TASK DIRECTIONS -> Find the lines in these entries that include the word "this" and state how many there are, with no other words.

AVAILABLE RECORDS ->
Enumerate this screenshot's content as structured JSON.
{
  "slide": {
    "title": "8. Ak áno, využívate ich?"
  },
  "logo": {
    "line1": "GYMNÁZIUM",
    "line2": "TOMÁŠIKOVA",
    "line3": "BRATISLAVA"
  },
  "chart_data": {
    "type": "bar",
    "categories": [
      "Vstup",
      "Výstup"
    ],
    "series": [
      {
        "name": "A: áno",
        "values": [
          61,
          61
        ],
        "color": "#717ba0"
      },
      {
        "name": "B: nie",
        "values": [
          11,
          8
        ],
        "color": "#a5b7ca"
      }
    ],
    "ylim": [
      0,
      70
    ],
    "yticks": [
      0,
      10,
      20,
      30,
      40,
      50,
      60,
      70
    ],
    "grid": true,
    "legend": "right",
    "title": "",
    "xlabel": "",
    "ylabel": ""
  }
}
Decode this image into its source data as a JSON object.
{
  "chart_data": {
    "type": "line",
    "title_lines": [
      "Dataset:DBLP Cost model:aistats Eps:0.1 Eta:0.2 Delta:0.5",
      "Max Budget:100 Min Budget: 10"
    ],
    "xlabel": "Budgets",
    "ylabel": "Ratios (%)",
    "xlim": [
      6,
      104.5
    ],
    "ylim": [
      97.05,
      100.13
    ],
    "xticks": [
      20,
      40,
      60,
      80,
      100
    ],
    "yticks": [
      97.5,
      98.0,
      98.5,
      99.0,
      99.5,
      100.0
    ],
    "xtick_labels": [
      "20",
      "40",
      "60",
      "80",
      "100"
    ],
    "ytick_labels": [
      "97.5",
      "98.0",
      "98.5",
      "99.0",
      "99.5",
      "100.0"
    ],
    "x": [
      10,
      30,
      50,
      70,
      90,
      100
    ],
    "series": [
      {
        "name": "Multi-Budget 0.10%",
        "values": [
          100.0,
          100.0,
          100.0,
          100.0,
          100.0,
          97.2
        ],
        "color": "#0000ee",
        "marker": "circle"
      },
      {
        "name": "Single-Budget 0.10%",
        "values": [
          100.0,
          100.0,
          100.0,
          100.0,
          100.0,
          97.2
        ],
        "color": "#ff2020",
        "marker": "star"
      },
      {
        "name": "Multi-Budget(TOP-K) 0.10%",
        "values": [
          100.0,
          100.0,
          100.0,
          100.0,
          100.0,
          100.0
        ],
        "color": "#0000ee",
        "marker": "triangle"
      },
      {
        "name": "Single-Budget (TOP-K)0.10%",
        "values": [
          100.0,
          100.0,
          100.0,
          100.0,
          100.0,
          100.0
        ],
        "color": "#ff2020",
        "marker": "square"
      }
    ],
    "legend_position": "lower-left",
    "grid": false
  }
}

TASK RESPONSE -> 2